→ Given instruction:
Pictures do not belong in your copy. Repeat all the other data exactly.

→ Given data:
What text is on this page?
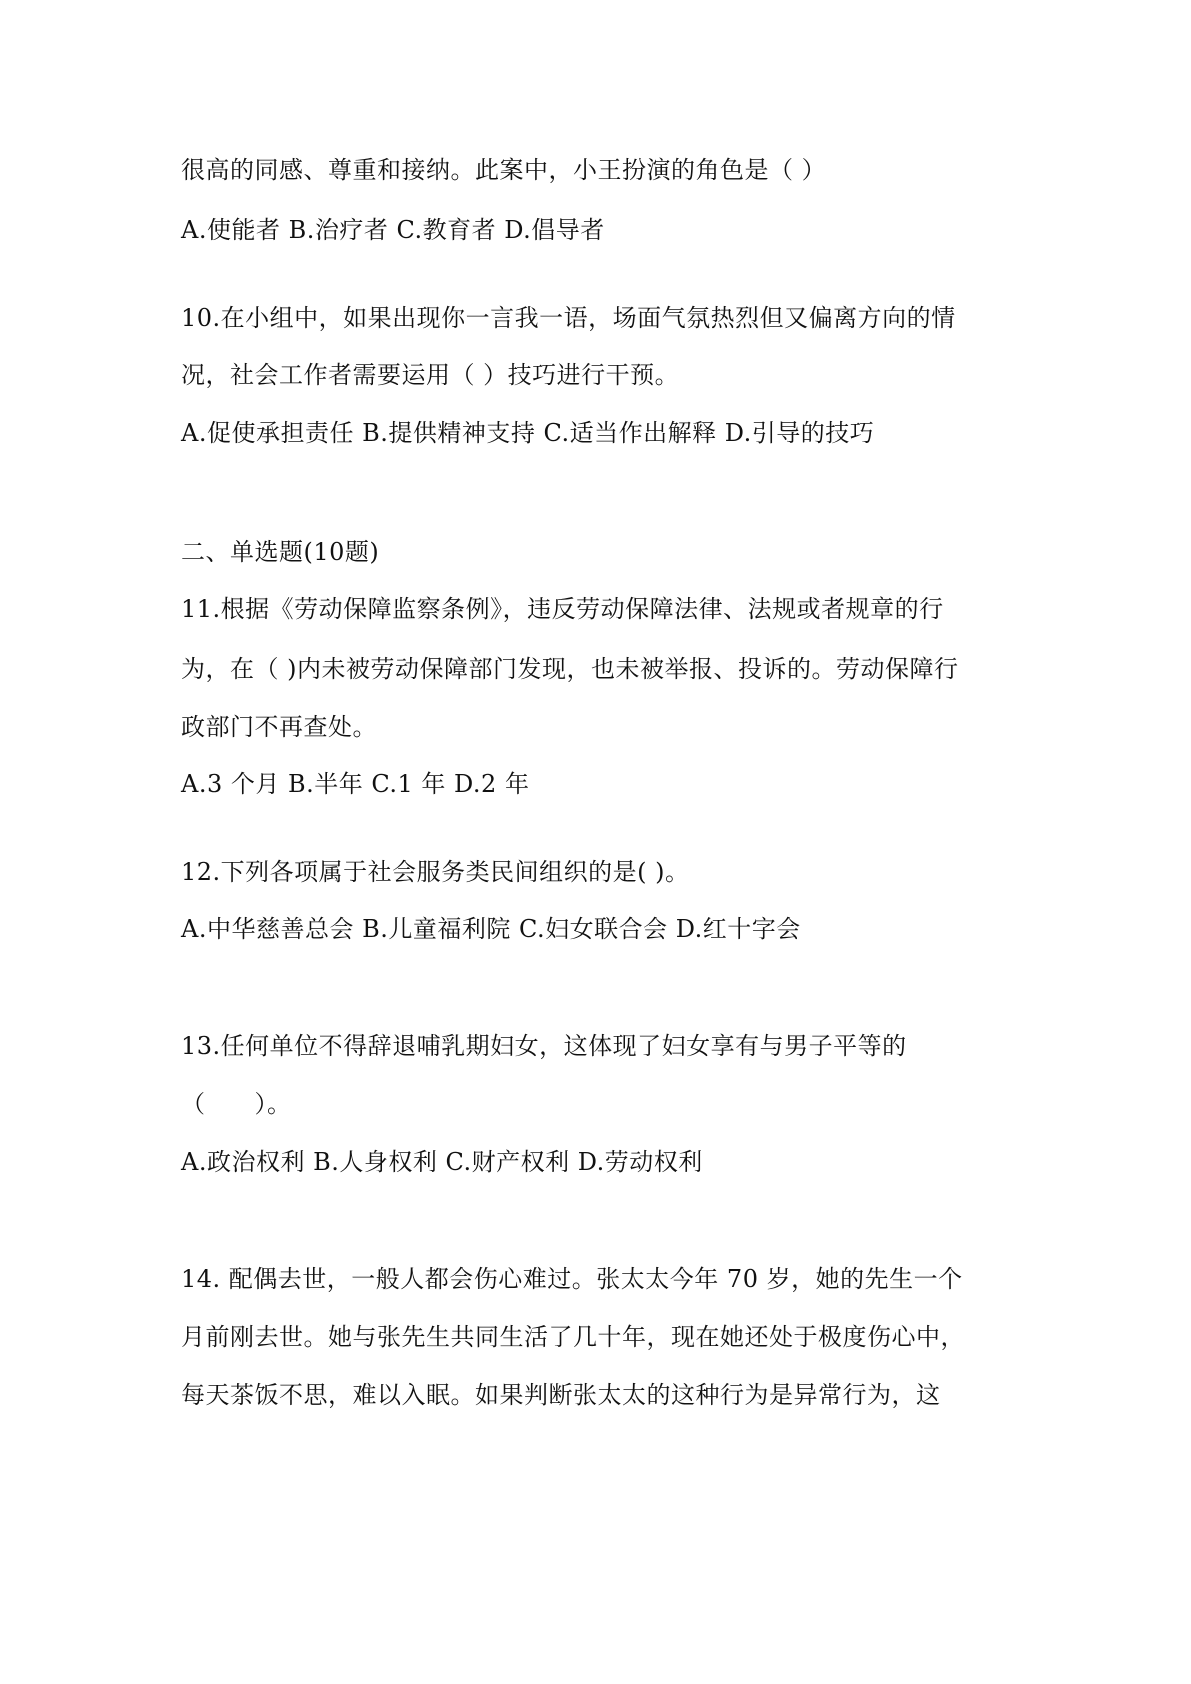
很高的同感、尊重和接纳。此案中，小王扮演的角色是（ ）
A.使能者 B.治疗者 C.教育者 D.倡导者
10.在小组中，如果出现你一言我一语，场面气氛热烈但又偏离方向的情
况，社会工作者需要运用（ ）技巧进行干预。
A.促使承担责任 B.提供精神支持 C.适当作出解释 D.引导的技巧
二、单选题(10题)
11.根据《劳动保障监察条例》，违反劳动保障法律、法规或者规章的行
为，在（ )内未被劳动保障部门发现，也未被举报、投诉的。劳动保障行
政部门不再查处。
A.3 个月 B.半年 C.1 年 D.2 年
12.下列各项属于社会服务类民间组织的是( )。
A.中华慈善总会 B.儿童福利院 C.妇女联合会 D.红十字会
13.任何单位不得辞退哺乳期妇女，这体现了妇女享有与男子平等的
（　　）。
A.政治权利 B.人身权利 C.财产权利 D.劳动权利
14. 配偶去世，一般人都会伤心难过。张太太今年 70 岁，她的先生一个
月前刚去世。她与张先生共同生活了几十年，现在她还处于极度伤心中，
每天茶饭不思，难以入眠。如果判断张太太的这种行为是异常行为，这
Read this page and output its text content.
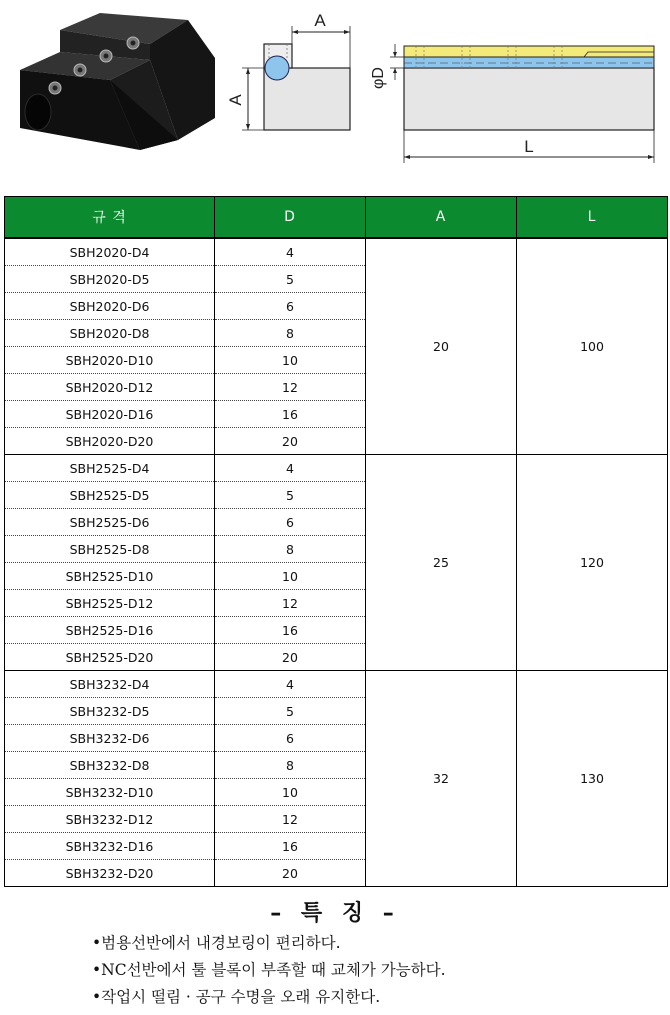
A
A
φD
L
규 격	D	A	L
SBH2020-D4	4	20	100
SBH2020-D5	5		
SBH2020-D6	6		
SBH2020-D8	8		
SBH2020-D10	10		
SBH2020-D12	12		
SBH2020-D16	16		
SBH2020-D20	20		
SBH2525-D4	4	25	120
SBH2525-D5	5		
SBH2525-D6	6		
SBH2525-D8	8		
SBH2525-D10	10		
SBH2525-D12	12		
SBH2525-D16	16		
SBH2525-D20	20		
SBH3232-D4	4	32	130
SBH3232-D5	5		
SBH3232-D6	6		
SBH3232-D8	8		
SBH3232-D10	10		
SBH3232-D12	12		
SBH3232-D16	16		
SBH3232-D20	20		
– 특 징 –
•범용선반에서 내경보링이 편리하다.
•NC선반에서 툴 블록이 부족할 때 교체가 가능하다.
•작업시 떨림 · 공구 수명을 오래 유지한다.
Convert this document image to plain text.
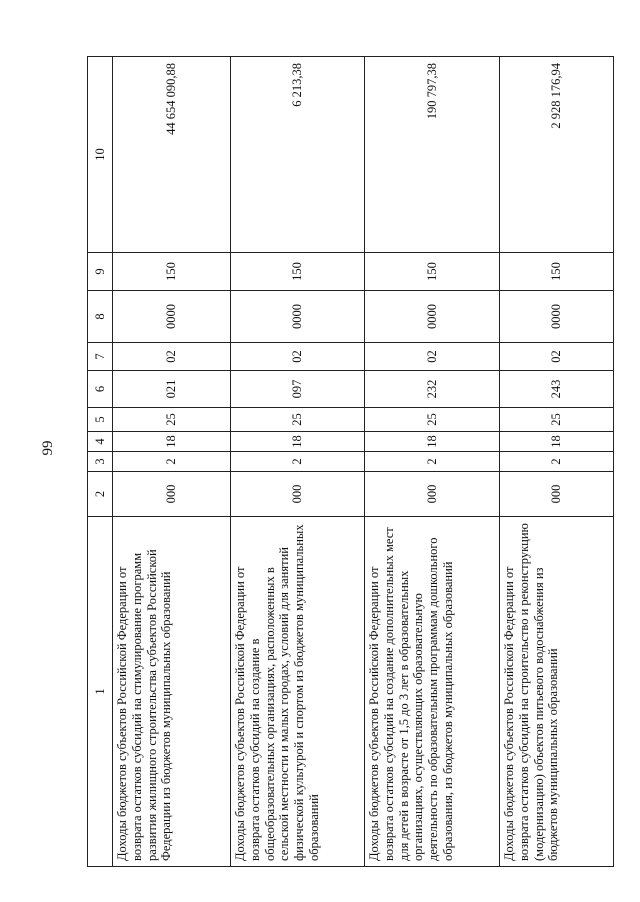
99
1	2	3	4	5	6	7	8	9	10
Доходы бюджетов субъектов Российской Федерации от возврата остатков субсидий на стимулирование программ развития жилищного строительства субъектов Российской Федерации из бюджетов муниципальных образований	000	2	18	25	021	02	0000	150	44 654 090,88
Доходы бюджетов субъектов Российской Федерации от возврата остатков субсидий на создание в общеобразовательных организациях, расположенных в сельской местности и малых городах, условий для занятий физической культурой и спортом из бюджетов муниципальных образований	000	2	18	25	097	02	0000	150	6 213,38
Доходы бюджетов субъектов Российской Федерации от возврата остатков субсидий на создание дополнительных мест для детей в возрасте от 1,5 до 3 лет в образовательных организациях, осуществляющих образовательную деятельность по образовательным программам дошкольного образования, из бюджетов муниципальных образований	000	2	18	25	232	02	0000	150	190 797,38
Доходы бюджетов субъектов Российской Федерации от возврата остатков субсидий на строительство и реконструкцию (модернизацию) объектов питьевого водоснабжения из бюджетов муниципальных образований	000	2	18	25	243	02	0000	150	2 928 176,94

→ Result of the task:
What text is on this page?
很高的同感、尊重和接纳。此案中，小王扮演的角色是（ ）
A.使能者 B.治疗者 C.教育者 D.倡导者
10.在小组中，如果出现你一言我一语，场面气氛热烈但又偏离方向的情
况，社会工作者需要运用（ ）技巧进行干预。
A.促使承担责任 B.提供精神支持 C.适当作出解释 D.引导的技巧
二、单选题(10题)
11.根据《劳动保障监察条例》，违反劳动保障法律、法规或者规章的行
为，在（ )内未被劳动保障部门发现，也未被举报、投诉的。劳动保障行
政部门不再查处。
A.3 个月 B.半年 C.1 年 D.2 年
12.下列各项属于社会服务类民间组织的是( )。
A.中华慈善总会 B.儿童福利院 C.妇女联合会 D.红十字会
13.任何单位不得辞退哺乳期妇女，这体现了妇女享有与男子平等的
（　　）。
A.政治权利 B.人身权利 C.财产权利 D.劳动权利
14. 配偶去世，一般人都会伤心难过。张太太今年 70 岁，她的先生一个
月前刚去世。她与张先生共同生活了几十年，现在她还处于极度伤心中，
每天茶饭不思，难以入眠。如果判断张太太的这种行为是异常行为，这
Read this page and output its text content.
A
A
φD
L
규 격	D	A	L
SBH2020-D4	4	20	100
SBH2020-D5	5		
SBH2020-D6	6		
SBH2020-D8	8		
SBH2020-D10	10		
SBH2020-D12	12		
SBH2020-D16	16		
SBH2020-D20	20		
SBH2525-D4	4	25	120
SBH2525-D5	5		
SBH2525-D6	6		
SBH2525-D8	8		
SBH2525-D10	10		
SBH2525-D12	12		
SBH2525-D16	16		
SBH2525-D20	20		
SBH3232-D4	4	32	130
SBH3232-D5	5		
SBH3232-D6	6		
SBH3232-D8	8		
SBH3232-D10	10		
SBH3232-D12	12		
SBH3232-D16	16		
SBH3232-D20	20		
– 특 징 –
•범용선반에서 내경보링이 편리하다.
•NC선반에서 툴 블록이 부족할 때 교체가 가능하다.
•작업시 떨림 · 공구 수명을 오래 유지한다.
Convert this document image to plain text.
99
1	2	3	4	5	6	7	8	9	10
Доходы бюджетов субъектов Российской Федерации от возврата остатков субсидий на стимулирование программ развития жилищного строительства субъектов Российской Федерации из бюджетов муниципальных образований	000	2	18	25	021	02	0000	150	44 654 090,88
Доходы бюджетов субъектов Российской Федерации от возврата остатков субсидий на создание в общеобразовательных организациях, расположенных в сельской местности и малых городах, условий для занятий физической культурой и спортом из бюджетов муниципальных образований	000	2	18	25	097	02	0000	150	6 213,38
Доходы бюджетов субъектов Российской Федерации от возврата остатков субсидий на создание дополнительных мест для детей в возрасте от 1,5 до 3 лет в образовательных организациях, осуществляющих образовательную деятельность по образовательным программам дошкольного образования, из бюджетов муниципальных образований	000	2	18	25	232	02	0000	150	190 797,38
Доходы бюджетов субъектов Российской Федерации от возврата остатков субсидий на строительство и реконструкцию (модернизацию) объектов питьевого водоснабжения из бюджетов муниципальных образований	000	2	18	25	243	02	0000	150	2 928 176,94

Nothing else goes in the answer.